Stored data
○ ○ ○
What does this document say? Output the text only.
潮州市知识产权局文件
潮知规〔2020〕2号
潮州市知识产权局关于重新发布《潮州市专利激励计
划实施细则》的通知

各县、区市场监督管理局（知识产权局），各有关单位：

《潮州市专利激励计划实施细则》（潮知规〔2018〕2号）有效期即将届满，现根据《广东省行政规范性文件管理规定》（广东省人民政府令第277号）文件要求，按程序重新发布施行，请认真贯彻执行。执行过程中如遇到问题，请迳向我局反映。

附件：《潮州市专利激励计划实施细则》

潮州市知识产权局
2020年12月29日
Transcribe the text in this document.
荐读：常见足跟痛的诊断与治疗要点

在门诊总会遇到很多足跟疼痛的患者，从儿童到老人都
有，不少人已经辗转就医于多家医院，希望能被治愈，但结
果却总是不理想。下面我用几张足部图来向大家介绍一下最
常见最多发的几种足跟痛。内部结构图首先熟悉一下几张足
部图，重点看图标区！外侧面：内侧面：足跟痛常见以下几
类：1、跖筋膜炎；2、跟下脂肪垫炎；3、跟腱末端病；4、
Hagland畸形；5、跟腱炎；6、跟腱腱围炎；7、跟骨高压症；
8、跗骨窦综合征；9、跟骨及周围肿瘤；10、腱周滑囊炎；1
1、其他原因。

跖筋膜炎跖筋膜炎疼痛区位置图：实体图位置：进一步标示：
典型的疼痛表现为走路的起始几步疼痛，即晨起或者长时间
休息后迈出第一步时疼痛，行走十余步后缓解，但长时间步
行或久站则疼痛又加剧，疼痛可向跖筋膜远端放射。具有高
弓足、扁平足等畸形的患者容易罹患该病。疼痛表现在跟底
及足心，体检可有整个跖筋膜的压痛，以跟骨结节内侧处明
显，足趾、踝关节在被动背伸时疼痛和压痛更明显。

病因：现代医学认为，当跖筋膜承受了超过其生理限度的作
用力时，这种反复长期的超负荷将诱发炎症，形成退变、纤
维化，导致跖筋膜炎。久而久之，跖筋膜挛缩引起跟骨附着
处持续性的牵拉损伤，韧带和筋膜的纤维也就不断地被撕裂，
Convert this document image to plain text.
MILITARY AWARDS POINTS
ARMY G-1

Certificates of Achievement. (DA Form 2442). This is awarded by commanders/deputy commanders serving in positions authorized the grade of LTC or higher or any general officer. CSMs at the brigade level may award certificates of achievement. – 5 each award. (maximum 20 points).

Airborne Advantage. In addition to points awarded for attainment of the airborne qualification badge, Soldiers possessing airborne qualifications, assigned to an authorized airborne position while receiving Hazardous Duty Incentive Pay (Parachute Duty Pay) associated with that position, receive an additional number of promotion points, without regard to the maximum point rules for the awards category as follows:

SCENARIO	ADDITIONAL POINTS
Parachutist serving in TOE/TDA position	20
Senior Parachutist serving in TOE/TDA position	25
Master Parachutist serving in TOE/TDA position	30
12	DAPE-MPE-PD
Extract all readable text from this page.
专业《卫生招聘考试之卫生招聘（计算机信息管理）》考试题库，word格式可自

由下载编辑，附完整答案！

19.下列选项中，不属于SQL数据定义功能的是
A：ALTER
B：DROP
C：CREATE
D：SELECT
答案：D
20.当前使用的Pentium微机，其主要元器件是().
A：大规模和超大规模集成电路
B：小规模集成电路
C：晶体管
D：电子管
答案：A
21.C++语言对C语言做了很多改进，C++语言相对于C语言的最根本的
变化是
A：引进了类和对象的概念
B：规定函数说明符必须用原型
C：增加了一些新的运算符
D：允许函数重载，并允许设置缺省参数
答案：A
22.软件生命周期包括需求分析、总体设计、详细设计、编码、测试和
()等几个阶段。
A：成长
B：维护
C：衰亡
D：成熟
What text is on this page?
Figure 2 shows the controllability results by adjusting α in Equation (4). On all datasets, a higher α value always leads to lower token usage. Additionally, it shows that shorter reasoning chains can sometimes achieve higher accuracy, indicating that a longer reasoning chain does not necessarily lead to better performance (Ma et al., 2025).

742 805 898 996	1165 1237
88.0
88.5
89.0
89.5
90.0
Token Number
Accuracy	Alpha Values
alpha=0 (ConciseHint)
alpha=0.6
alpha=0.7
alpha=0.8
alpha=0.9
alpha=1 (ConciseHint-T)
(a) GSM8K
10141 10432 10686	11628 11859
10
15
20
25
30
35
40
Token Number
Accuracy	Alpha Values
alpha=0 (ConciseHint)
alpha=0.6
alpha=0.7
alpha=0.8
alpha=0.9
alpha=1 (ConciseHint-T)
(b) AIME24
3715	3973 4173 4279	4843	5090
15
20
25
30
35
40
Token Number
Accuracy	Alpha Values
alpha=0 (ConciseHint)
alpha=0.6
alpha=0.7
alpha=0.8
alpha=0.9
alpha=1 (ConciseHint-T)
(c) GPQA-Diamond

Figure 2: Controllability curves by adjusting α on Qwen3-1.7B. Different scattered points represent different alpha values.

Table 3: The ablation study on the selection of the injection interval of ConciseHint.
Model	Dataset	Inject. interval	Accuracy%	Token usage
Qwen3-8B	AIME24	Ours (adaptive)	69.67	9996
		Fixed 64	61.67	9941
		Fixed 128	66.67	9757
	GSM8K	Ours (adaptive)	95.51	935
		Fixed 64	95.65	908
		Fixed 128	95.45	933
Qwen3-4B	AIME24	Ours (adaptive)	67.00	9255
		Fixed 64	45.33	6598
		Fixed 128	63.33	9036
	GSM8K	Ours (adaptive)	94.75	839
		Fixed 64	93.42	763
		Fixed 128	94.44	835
○ ○ ○
> Exercise: Make an exact copy of the records.

> Exercise response:
What does this document say? Output the text only.
潮州市知识产权局文件
潮知规〔2020〕2号
潮州市知识产权局关于重新发布《潮州市专利激励计
划实施细则》的通知

各县、区市场监督管理局（知识产权局），各有关单位：

《潮州市专利激励计划实施细则》（潮知规〔2018〕2号）有效期即将届满，现根据《广东省行政规范性文件管理规定》（广东省人民政府令第277号）文件要求，按程序重新发布施行，请认真贯彻执行。执行过程中如遇到问题，请迳向我局反映。

附件：《潮州市专利激励计划实施细则》

潮州市知识产权局
2020年12月29日
Transcribe the text in this document.
荐读：常见足跟痛的诊断与治疗要点

在门诊总会遇到很多足跟疼痛的患者，从儿童到老人都
有，不少人已经辗转就医于多家医院，希望能被治愈，但结
果却总是不理想。下面我用几张足部图来向大家介绍一下最
常见最多发的几种足跟痛。内部结构图首先熟悉一下几张足
部图，重点看图标区！外侧面：内侧面：足跟痛常见以下几
类：1、跖筋膜炎；2、跟下脂肪垫炎；3、跟腱末端病；4、
Hagland畸形；5、跟腱炎；6、跟腱腱围炎；7、跟骨高压症；
8、跗骨窦综合征；9、跟骨及周围肿瘤；10、腱周滑囊炎；1
1、其他原因。

跖筋膜炎跖筋膜炎疼痛区位置图：实体图位置：进一步标示：
典型的疼痛表现为走路的起始几步疼痛，即晨起或者长时间
休息后迈出第一步时疼痛，行走十余步后缓解，但长时间步
行或久站则疼痛又加剧，疼痛可向跖筋膜远端放射。具有高
弓足、扁平足等畸形的患者容易罹患该病。疼痛表现在跟底
及足心，体检可有整个跖筋膜的压痛，以跟骨结节内侧处明
显，足趾、踝关节在被动背伸时疼痛和压痛更明显。

病因：现代医学认为，当跖筋膜承受了超过其生理限度的作
用力时，这种反复长期的超负荷将诱发炎症，形成退变、纤
维化，导致跖筋膜炎。久而久之，跖筋膜挛缩引起跟骨附着
处持续性的牵拉损伤，韧带和筋膜的纤维也就不断地被撕裂，
Convert this document image to plain text.
MILITARY AWARDS POINTS
ARMY G-1

Certificates of Achievement. (DA Form 2442). This is awarded by commanders/deputy commanders serving in positions authorized the grade of LTC or higher or any general officer. CSMs at the brigade level may award certificates of achievement. – 5 each award. (maximum 20 points).

Airborne Advantage. In addition to points awarded for attainment of the airborne qualification badge, Soldiers possessing airborne qualifications, assigned to an authorized airborne position while receiving Hazardous Duty Incentive Pay (Parachute Duty Pay) associated with that position, receive an additional number of promotion points, without regard to the maximum point rules for the awards category as follows:

SCENARIO	ADDITIONAL POINTS
Parachutist serving in TOE/TDA position	20
Senior Parachutist serving in TOE/TDA position	25
Master Parachutist serving in TOE/TDA position	30
12	DAPE-MPE-PD
Extract all readable text from this page.
专业《卫生招聘考试之卫生招聘（计算机信息管理）》考试题库，word格式可自

由下载编辑，附完整答案！

19.下列选项中，不属于SQL数据定义功能的是
A：ALTER
B：DROP
C：CREATE
D：SELECT
答案：D
20.当前使用的Pentium微机，其主要元器件是().
A：大规模和超大规模集成电路
B：小规模集成电路
C：晶体管
D：电子管
答案：A
21.C++语言对C语言做了很多改进，C++语言相对于C语言的最根本的
变化是
A：引进了类和对象的概念
B：规定函数说明符必须用原型
C：增加了一些新的运算符
D：允许函数重载，并允许设置缺省参数
答案：A
22.软件生命周期包括需求分析、总体设计、详细设计、编码、测试和
()等几个阶段。
A：成长
B：维护
C：衰亡
D：成熟
What text is on this page?
Figure 2 shows the controllability results by adjusting α in Equation (4). On all datasets, a higher α value always leads to lower token usage. Additionally, it shows that shorter reasoning chains can sometimes achieve higher accuracy, indicating that a longer reasoning chain does not necessarily lead to better performance (Ma et al., 2025).

742 805 898 996	1165 1237
88.0
88.5
89.0
89.5
90.0
Token Number
Accuracy	Alpha Values
alpha=0 (ConciseHint)
alpha=0.6
alpha=0.7
alpha=0.8
alpha=0.9
alpha=1 (ConciseHint-T)
(a) GSM8K
10141 10432 10686	11628 11859
10
15
20
25
30
35
40
Token Number
Accuracy	Alpha Values
alpha=0 (ConciseHint)
alpha=0.6
alpha=0.7
alpha=0.8
alpha=0.9
alpha=1 (ConciseHint-T)
(b) AIME24
3715	3973 4173 4279	4843	5090
15
20
25
30
35
40
Token Number
Accuracy	Alpha Values
alpha=0 (ConciseHint)
alpha=0.6
alpha=0.7
alpha=0.8
alpha=0.9
alpha=1 (ConciseHint-T)
(c) GPQA-Diamond

Figure 2: Controllability curves by adjusting α on Qwen3-1.7B. Different scattered points represent different alpha values.

Table 3: The ablation study on the selection of the injection interval of ConciseHint.
Model	Dataset	Inject. interval	Accuracy%	Token usage
Qwen3-8B	AIME24	Ours (adaptive)	69.67	9996
		Fixed 64	61.67	9941
		Fixed 128	66.67	9757
	GSM8K	Ours (adaptive)	95.51	935
		Fixed 64	95.65	908
		Fixed 128	95.45	933
Qwen3-4B	AIME24	Ours (adaptive)	67.00	9255
		Fixed 64	45.33	6598
		Fixed 128	63.33	9036
	GSM8K	Ours (adaptive)	94.75	839
		Fixed 64	93.42	763
		Fixed 128	94.44	835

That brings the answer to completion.